WHAT IS REQUIRED: Return all the entries exactly, keeping pictures out.

[Some records]

** Start **

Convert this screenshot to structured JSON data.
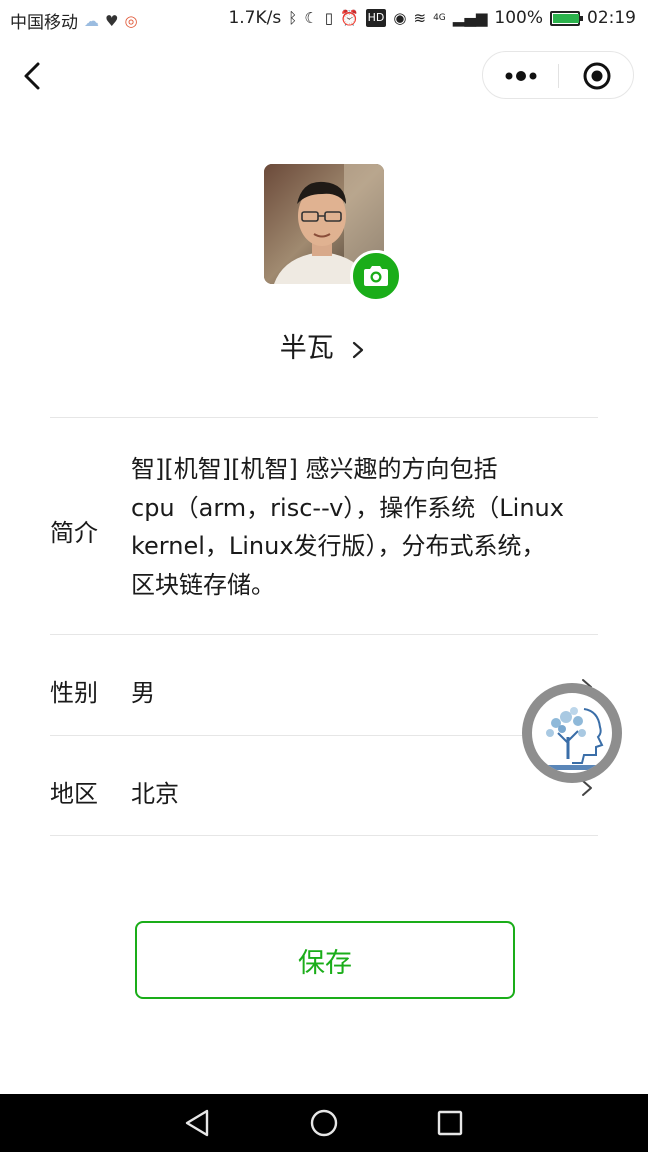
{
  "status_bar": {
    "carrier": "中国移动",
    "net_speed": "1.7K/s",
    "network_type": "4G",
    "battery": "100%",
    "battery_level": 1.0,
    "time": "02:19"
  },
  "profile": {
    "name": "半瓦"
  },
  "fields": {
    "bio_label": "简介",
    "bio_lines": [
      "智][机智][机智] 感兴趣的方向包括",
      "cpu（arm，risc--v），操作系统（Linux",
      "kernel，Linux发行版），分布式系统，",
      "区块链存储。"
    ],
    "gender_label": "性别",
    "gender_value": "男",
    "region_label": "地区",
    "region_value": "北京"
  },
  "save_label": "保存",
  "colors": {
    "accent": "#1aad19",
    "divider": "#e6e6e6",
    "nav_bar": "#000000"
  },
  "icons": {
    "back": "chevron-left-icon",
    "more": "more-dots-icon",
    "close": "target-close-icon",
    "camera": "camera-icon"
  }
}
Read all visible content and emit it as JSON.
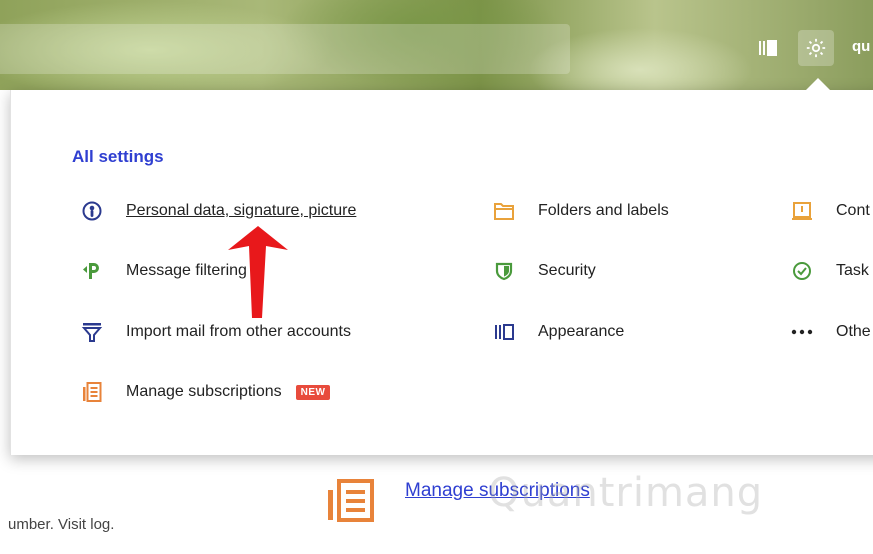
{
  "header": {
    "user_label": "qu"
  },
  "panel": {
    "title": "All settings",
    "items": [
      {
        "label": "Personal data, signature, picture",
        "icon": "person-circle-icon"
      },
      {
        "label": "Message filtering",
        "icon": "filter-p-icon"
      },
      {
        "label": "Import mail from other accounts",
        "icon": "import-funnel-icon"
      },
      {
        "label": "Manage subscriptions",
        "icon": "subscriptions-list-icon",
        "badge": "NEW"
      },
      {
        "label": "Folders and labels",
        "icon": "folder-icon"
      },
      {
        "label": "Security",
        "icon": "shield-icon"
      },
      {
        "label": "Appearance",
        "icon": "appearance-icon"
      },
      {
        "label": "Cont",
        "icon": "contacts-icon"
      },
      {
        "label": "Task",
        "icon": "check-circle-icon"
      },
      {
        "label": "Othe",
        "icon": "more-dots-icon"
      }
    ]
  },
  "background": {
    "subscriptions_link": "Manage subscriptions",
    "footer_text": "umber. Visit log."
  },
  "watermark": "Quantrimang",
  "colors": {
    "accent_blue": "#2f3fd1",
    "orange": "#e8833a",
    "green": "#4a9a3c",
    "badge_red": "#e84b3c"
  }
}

** End **

THE ANSWER:
Convert this screenshot to structured JSON data.
{
  "status_bar": {
    "carrier": "中国移动",
    "net_speed": "1.7K/s",
    "network_type": "4G",
    "battery": "100%",
    "battery_level": 1.0,
    "time": "02:19"
  },
  "profile": {
    "name": "半瓦"
  },
  "fields": {
    "bio_label": "简介",
    "bio_lines": [
      "智][机智][机智] 感兴趣的方向包括",
      "cpu（arm，risc--v），操作系统（Linux",
      "kernel，Linux发行版），分布式系统，",
      "区块链存储。"
    ],
    "gender_label": "性别",
    "gender_value": "男",
    "region_label": "地区",
    "region_value": "北京"
  },
  "save_label": "保存",
  "colors": {
    "accent": "#1aad19",
    "divider": "#e6e6e6",
    "nav_bar": "#000000"
  },
  "icons": {
    "back": "chevron-left-icon",
    "more": "more-dots-icon",
    "close": "target-close-icon",
    "camera": "camera-icon"
  }
}
Read all visible content and emit it as JSON.
{
  "header": {
    "user_label": "qu"
  },
  "panel": {
    "title": "All settings",
    "items": [
      {
        "label": "Personal data, signature, picture",
        "icon": "person-circle-icon"
      },
      {
        "label": "Message filtering",
        "icon": "filter-p-icon"
      },
      {
        "label": "Import mail from other accounts",
        "icon": "import-funnel-icon"
      },
      {
        "label": "Manage subscriptions",
        "icon": "subscriptions-list-icon",
        "badge": "NEW"
      },
      {
        "label": "Folders and labels",
        "icon": "folder-icon"
      },
      {
        "label": "Security",
        "icon": "shield-icon"
      },
      {
        "label": "Appearance",
        "icon": "appearance-icon"
      },
      {
        "label": "Cont",
        "icon": "contacts-icon"
      },
      {
        "label": "Task",
        "icon": "check-circle-icon"
      },
      {
        "label": "Othe",
        "icon": "more-dots-icon"
      }
    ]
  },
  "background": {
    "subscriptions_link": "Manage subscriptions",
    "footer_text": "umber. Visit log."
  },
  "watermark": "Quantrimang",
  "colors": {
    "accent_blue": "#2f3fd1",
    "orange": "#e8833a",
    "green": "#4a9a3c",
    "badge_red": "#e84b3c"
  }
}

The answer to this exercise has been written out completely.